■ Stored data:
>> begin
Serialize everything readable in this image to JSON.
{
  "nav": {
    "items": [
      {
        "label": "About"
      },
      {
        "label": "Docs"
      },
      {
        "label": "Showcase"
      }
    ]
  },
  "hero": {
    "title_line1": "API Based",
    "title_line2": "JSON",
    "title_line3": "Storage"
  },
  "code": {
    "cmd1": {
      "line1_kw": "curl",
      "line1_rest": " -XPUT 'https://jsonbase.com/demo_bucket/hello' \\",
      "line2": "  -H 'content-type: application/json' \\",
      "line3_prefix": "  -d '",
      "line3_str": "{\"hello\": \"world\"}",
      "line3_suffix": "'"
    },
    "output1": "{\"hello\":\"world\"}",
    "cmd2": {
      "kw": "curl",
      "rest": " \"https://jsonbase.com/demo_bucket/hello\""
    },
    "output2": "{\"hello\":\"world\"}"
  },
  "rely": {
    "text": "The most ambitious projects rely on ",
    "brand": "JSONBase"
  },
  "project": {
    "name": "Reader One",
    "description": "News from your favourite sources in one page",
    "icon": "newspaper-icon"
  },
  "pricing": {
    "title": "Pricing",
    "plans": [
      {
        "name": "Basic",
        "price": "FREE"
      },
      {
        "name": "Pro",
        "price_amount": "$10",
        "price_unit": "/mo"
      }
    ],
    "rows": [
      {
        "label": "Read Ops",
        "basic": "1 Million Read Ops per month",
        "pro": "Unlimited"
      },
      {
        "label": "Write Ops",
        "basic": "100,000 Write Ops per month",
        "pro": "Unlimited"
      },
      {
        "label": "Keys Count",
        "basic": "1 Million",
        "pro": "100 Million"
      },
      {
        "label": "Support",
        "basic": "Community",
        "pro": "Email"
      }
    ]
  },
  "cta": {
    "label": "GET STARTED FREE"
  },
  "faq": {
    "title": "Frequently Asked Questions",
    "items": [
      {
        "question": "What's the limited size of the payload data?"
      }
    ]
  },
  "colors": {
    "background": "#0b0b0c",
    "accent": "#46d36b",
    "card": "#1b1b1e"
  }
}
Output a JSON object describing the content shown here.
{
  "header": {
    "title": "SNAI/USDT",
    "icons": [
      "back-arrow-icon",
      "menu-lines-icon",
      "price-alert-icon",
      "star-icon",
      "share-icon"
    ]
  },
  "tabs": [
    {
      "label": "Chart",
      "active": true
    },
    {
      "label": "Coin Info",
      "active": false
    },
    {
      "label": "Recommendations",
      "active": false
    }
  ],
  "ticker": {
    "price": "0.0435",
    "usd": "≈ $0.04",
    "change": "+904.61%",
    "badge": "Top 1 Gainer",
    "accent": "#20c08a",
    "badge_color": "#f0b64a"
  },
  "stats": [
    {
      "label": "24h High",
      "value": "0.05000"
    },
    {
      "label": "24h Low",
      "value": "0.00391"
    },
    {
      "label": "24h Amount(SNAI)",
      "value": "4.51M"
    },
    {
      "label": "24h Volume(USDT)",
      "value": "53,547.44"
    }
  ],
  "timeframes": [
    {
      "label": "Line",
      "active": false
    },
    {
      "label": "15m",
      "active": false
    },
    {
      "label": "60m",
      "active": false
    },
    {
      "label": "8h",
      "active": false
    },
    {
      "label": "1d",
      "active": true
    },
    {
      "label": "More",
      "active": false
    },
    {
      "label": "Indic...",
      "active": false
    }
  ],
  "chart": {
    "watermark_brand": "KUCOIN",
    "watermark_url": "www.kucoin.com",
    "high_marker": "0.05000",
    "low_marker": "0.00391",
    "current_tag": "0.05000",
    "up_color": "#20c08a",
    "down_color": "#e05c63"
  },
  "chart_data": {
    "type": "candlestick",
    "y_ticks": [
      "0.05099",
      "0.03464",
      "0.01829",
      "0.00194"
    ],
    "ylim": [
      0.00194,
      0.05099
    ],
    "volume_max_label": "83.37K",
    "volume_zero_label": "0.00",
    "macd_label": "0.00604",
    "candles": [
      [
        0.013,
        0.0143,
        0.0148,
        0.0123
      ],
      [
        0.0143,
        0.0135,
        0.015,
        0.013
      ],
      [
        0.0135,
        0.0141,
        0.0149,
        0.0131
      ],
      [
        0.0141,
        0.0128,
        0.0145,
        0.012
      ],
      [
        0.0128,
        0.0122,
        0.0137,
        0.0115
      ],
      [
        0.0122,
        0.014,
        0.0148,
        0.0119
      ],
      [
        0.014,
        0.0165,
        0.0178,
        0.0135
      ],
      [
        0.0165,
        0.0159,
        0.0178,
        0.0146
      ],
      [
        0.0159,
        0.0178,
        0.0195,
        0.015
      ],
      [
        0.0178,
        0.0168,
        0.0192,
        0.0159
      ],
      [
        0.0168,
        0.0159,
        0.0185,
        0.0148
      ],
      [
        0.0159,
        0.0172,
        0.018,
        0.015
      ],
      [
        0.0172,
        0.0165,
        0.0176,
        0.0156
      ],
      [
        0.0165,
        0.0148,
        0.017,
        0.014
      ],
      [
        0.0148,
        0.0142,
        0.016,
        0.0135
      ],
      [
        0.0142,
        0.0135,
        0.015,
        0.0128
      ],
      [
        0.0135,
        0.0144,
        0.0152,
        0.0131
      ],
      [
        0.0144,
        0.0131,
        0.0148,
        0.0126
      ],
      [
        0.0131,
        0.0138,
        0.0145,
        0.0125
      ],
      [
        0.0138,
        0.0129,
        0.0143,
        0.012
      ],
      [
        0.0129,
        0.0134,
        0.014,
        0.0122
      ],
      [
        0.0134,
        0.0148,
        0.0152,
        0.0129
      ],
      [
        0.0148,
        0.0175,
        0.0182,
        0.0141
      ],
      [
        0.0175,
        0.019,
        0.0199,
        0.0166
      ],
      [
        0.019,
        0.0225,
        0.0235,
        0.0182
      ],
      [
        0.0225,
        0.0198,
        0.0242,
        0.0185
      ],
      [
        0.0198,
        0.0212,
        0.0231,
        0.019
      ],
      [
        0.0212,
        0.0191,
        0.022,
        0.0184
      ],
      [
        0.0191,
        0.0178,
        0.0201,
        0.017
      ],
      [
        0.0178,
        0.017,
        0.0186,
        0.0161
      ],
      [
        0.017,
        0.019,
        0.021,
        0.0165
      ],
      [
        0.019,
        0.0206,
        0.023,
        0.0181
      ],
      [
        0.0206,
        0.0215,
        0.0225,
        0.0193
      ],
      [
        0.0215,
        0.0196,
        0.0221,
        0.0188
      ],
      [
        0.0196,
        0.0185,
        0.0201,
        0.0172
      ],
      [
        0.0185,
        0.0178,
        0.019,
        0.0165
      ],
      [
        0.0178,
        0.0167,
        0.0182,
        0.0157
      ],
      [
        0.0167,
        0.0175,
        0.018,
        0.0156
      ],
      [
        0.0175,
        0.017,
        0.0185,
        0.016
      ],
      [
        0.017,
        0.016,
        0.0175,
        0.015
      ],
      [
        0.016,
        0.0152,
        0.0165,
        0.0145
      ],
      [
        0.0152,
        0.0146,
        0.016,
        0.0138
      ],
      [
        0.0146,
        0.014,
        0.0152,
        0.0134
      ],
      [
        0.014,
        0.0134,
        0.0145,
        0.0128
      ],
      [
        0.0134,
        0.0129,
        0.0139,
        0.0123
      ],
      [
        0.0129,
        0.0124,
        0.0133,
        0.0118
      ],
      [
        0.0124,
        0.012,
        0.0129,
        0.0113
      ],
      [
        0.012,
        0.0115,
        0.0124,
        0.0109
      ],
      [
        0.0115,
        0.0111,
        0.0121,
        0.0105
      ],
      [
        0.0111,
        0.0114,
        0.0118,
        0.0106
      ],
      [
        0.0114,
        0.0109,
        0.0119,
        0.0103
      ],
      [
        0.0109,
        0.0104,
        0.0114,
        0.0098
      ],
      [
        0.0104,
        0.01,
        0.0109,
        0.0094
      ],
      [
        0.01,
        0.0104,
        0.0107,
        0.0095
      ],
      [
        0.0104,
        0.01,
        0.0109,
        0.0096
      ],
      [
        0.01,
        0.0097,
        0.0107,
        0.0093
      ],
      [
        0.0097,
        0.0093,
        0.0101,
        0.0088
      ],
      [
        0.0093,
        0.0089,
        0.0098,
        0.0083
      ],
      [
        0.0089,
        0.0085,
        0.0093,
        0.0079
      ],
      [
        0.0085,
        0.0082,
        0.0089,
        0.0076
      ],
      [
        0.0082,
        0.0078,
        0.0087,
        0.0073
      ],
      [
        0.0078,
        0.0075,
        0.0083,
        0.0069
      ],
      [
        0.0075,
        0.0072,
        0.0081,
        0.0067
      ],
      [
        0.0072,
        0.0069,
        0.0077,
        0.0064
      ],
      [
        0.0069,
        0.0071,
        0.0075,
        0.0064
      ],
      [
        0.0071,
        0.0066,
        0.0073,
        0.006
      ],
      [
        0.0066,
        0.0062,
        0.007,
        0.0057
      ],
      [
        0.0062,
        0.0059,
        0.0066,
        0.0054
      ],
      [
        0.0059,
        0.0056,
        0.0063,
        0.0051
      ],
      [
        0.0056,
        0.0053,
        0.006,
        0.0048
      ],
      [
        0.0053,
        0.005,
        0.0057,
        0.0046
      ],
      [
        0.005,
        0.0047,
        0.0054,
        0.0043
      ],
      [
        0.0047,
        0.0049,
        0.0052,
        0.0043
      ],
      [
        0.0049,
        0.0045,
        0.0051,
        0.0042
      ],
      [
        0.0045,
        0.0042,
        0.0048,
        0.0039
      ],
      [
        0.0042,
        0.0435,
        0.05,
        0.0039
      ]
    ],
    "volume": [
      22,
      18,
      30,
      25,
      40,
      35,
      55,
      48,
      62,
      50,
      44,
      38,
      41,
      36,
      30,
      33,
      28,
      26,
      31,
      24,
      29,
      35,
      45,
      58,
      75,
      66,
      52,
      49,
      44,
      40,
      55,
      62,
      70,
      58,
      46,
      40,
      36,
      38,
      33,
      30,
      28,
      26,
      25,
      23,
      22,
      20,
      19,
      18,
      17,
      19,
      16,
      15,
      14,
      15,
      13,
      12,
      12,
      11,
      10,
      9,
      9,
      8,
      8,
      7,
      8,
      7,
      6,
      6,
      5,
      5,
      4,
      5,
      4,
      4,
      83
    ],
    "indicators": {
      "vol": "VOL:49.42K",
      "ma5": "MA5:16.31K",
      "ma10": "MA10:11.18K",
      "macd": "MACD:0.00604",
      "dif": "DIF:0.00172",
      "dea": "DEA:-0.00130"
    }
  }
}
>> end
■ What you need to do: What is the number of lines in the records that contain the word "rely"? Answer with the number and nothing else.

■ Answer to the problem: 2